→ Task requirements
Convert each line of the items below into a Markdown table with the columns Row and Line, numbering the rows and omitting blank lines.

→ Material for the task
· · · · ·
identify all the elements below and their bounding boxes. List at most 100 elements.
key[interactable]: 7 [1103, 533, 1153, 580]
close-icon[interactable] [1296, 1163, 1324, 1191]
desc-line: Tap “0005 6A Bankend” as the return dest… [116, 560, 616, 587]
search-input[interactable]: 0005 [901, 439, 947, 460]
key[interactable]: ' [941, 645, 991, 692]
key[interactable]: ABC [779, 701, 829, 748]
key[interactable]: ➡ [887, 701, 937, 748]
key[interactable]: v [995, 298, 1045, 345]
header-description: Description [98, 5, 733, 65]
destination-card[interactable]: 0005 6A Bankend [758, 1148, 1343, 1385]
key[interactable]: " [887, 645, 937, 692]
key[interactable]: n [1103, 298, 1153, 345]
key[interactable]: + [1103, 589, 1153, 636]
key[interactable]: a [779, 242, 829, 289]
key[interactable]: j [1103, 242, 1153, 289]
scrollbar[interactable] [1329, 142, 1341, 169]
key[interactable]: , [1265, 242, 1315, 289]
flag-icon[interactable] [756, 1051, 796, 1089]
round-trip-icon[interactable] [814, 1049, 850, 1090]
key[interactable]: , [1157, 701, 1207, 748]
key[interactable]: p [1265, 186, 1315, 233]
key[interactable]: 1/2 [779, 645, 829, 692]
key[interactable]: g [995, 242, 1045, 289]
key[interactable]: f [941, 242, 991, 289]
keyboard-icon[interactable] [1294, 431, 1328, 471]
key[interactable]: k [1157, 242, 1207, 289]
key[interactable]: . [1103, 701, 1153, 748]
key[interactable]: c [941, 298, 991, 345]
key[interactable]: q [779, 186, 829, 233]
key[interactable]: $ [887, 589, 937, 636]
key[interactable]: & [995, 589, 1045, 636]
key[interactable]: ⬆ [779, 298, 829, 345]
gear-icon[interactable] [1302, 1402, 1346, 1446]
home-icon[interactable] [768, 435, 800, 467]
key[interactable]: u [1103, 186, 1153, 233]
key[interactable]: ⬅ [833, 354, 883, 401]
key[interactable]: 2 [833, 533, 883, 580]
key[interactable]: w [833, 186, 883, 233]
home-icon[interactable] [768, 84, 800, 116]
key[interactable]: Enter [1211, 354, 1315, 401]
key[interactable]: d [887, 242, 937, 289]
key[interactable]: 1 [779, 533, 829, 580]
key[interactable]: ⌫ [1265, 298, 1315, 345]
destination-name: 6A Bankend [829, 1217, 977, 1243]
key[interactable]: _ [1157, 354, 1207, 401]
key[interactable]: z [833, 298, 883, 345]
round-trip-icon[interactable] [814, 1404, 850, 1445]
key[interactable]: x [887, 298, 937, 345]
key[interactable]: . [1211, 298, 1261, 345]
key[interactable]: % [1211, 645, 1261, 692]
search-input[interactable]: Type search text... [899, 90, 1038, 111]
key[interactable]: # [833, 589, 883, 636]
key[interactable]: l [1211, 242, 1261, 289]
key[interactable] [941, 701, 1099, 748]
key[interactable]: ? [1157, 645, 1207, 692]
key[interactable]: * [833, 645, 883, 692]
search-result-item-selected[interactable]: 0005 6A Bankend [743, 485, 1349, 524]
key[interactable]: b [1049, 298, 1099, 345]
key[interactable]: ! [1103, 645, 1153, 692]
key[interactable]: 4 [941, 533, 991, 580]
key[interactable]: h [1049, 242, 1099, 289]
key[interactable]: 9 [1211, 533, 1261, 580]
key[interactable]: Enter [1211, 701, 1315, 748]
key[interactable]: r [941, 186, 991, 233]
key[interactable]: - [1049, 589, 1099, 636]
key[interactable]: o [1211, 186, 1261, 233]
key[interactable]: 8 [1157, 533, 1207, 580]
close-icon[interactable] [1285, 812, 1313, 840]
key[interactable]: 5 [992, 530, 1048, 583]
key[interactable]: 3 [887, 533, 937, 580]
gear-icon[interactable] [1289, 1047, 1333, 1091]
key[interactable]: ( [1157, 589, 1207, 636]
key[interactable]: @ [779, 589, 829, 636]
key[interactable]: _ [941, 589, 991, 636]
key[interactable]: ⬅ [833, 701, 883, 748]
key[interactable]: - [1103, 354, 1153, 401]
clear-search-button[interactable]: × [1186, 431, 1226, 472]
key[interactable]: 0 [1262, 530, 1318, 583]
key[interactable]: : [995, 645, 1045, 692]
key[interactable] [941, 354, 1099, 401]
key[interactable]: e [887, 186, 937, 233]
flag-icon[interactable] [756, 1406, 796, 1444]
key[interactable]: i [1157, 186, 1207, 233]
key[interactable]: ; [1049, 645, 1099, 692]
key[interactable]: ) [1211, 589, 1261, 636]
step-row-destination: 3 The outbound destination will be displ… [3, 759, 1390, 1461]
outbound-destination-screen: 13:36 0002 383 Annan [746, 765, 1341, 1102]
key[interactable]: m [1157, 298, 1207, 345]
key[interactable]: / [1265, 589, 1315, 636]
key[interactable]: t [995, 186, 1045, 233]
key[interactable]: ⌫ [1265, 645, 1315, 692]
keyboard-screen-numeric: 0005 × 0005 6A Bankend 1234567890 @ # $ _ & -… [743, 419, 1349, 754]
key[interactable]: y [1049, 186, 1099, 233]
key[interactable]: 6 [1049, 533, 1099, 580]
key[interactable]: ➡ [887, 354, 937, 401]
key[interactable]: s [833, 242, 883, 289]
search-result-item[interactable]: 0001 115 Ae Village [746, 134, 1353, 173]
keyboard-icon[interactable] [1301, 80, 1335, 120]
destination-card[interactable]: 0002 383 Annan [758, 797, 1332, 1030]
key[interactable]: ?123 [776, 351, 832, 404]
· · · · ·
→ Task output
| Row | Line |
|---|---|
| 1 | identify all the elements below and their bounding boxes. List at most 100 elements. |
| 2 | key[interactable]: 7 [1103, 533, 1153, 580] |
| 3 | close-icon[interactable] [1296, 1163, 1324, 1191] |
| 4 | desc-line: Tap “0005 6A Bankend” as the return dest… [116, 560, 616, 587] |
| 5 | search-input[interactable]: 0005 [901, 439, 947, 460] |
| 6 | key[interactable]: ' [941, 645, 991, 692] |
| 7 | key[interactable]: ABC [779, 701, 829, 748] |
| 8 | key[interactable]: ➡ [887, 701, 937, 748] |
| 9 | key[interactable]: v [995, 298, 1045, 345] |
| 10 | header-description: Description [98, 5, 733, 65] |
| 11 | destination-card[interactable]: 0005 6A Bankend [758, 1148, 1343, 1385] |
| 12 | key[interactable]: " [887, 645, 937, 692] |
| 13 | key[interactable]: n [1103, 298, 1153, 345] |
| 14 | key[interactable]: + [1103, 589, 1153, 636] |
| 15 | key[interactable]: a [779, 242, 829, 289] |
| 16 | key[interactable]: j [1103, 242, 1153, 289] |
| 17 | scrollbar[interactable] [1329, 142, 1341, 169] |
| 18 | key[interactable]: , [1265, 242, 1315, 289] |
| 19 | flag-icon[interactable] [756, 1051, 796, 1089] |
| 20 | round-trip-icon[interactable] [814, 1049, 850, 1090] |
| 21 | key[interactable]: , [1157, 701, 1207, 748] |
| 22 | key[interactable]: p [1265, 186, 1315, 233] |
| 23 | key[interactable]: 1/2 [779, 645, 829, 692] |
| 24 | key[interactable]: g [995, 242, 1045, 289] |
| 25 | key[interactable]: f [941, 242, 991, 289] |
| 26 | keyboard-icon[interactable] [1294, 431, 1328, 471] |
| 27 | key[interactable]: k [1157, 242, 1207, 289] |
| 28 | key[interactable]: . [1103, 701, 1153, 748] |
| 29 | key[interactable]: c [941, 298, 991, 345] |
| 30 | key[interactable]: q [779, 186, 829, 233] |
| 31 | key[interactable]: $ [887, 589, 937, 636] |
| 32 | key[interactable]: & [995, 589, 1045, 636] |
| 33 | key[interactable]: ⬆ [779, 298, 829, 345] |
| 34 | gear-icon[interactable] [1302, 1402, 1346, 1446] |
| 35 | home-icon[interactable] [768, 435, 800, 467] |
| 36 | key[interactable]: u [1103, 186, 1153, 233] |
| 37 | key[interactable]: ⬅ [833, 354, 883, 401] |
| 38 | key[interactable]: 2 [833, 533, 883, 580] |
| 39 | key[interactable]: w [833, 186, 883, 233] |
| 40 | home-icon[interactable] [768, 84, 800, 116] |
| 41 | key[interactable]: Enter [1211, 354, 1315, 401] |
| 42 | key[interactable]: d [887, 242, 937, 289] |
| 43 | key[interactable]: 1 [779, 533, 829, 580] |
| 44 | key[interactable]: ⌫ [1265, 298, 1315, 345] |
| 45 | destination-name: 6A Bankend [829, 1217, 977, 1243] |
| 46 | key[interactable]: _ [1157, 354, 1207, 401] |
| 47 | key[interactable]: z [833, 298, 883, 345] |
| 48 | round-trip-icon[interactable] [814, 1404, 850, 1445] |
| 49 | key[interactable]: x [887, 298, 937, 345] |
| 50 | key[interactable]: . [1211, 298, 1261, 345] |
| 51 | key[interactable]: % [1211, 645, 1261, 692] |
| 52 | search-input[interactable]: Type search text... [899, 90, 1038, 111] |
| 53 | key[interactable]: # [833, 589, 883, 636] |
| 54 | key[interactable]: l [1211, 242, 1261, 289] |
| 55 | key[interactable] [941, 701, 1099, 748] |
| 56 | key[interactable]: ? [1157, 645, 1207, 692] |
| 57 | key[interactable]: * [833, 645, 883, 692] |
| 58 | search-result-item-selected[interactable]: 0005 6A Bankend [743, 485, 1349, 524] |
| 59 | key[interactable]: b [1049, 298, 1099, 345] |
| 60 | key[interactable]: ! [1103, 645, 1153, 692] |
| 61 | key[interactable]: 4 [941, 533, 991, 580] |
| 62 | key[interactable]: h [1049, 242, 1099, 289] |
| 63 | key[interactable]: 9 [1211, 533, 1261, 580] |
| 64 | key[interactable]: Enter [1211, 701, 1315, 748] |
| 65 | key[interactable]: r [941, 186, 991, 233] |
| 66 | key[interactable]: - [1049, 589, 1099, 636] |
| 67 | key[interactable]: o [1211, 186, 1261, 233] |
| 68 | key[interactable]: 8 [1157, 533, 1207, 580] |
| 69 | close-icon[interactable] [1285, 812, 1313, 840] |
| 70 | key[interactable]: 5 [992, 530, 1048, 583] |
| 71 | key[interactable]: 3 [887, 533, 937, 580] |
| 72 | gear-icon[interactable] [1289, 1047, 1333, 1091] |
| 73 | key[interactable]: ( [1157, 589, 1207, 636] |
| 74 | key[interactable]: @ [779, 589, 829, 636] |
| 75 | key[interactable]: _ [941, 589, 991, 636] |
| 76 | key[interactable]: ⬅ [833, 701, 883, 748] |
| 77 | key[interactable]: - [1103, 354, 1153, 401] |
| 78 | clear-search-button[interactable]: × [1186, 431, 1226, 472] |
| 79 | key[interactable]: 0 [1262, 530, 1318, 583] |
| 80 | key[interactable]: : [995, 645, 1045, 692] |
| 81 | key[interactable] [941, 354, 1099, 401] |
| 82 | key[interactable]: e [887, 186, 937, 233] |
| 83 | flag-icon[interactable] [756, 1406, 796, 1444] |
| 84 | key[interactable]: i [1157, 186, 1207, 233] |
| 85 | key[interactable]: ; [1049, 645, 1099, 692] |
| 86 | key[interactable]: ) [1211, 589, 1261, 636] |
| 87 | step-row-destination: 3 The outbound destination will be displ… [3, 759, 1390, 1461] |
| 88 | outbound-destination-screen: 13:36 0002 383 Annan [746, 765, 1341, 1102] |
| 89 | key[interactable]: m [1157, 298, 1207, 345] |
| 90 | key[interactable]: / [1265, 589, 1315, 636] |
| 91 | key[interactable]: t [995, 186, 1045, 233] |
| 92 | key[interactable]: ⌫ [1265, 645, 1315, 692] |
| 93 | keyboard-screen-numeric: 0005 × 0005 6A Bankend 1234567890 @ # $ _ & -… [743, 419, 1349, 754] |
| 94 | key[interactable]: y [1049, 186, 1099, 233] |
| 95 | key[interactable]: 6 [1049, 533, 1099, 580] |
| 96 | key[interactable]: ➡ [887, 354, 937, 401] |
| 97 | key[interactable]: s [833, 242, 883, 289] |
| 98 | search-result-item[interactable]: 0001 115 Ae Village [746, 134, 1353, 173] |
| 99 | keyboard-icon[interactable] [1301, 80, 1335, 120] |
| 100 | destination-card[interactable]: 0002 383 Annan [758, 797, 1332, 1030] |
| 101 | key[interactable]: ?123 [776, 351, 832, 404] |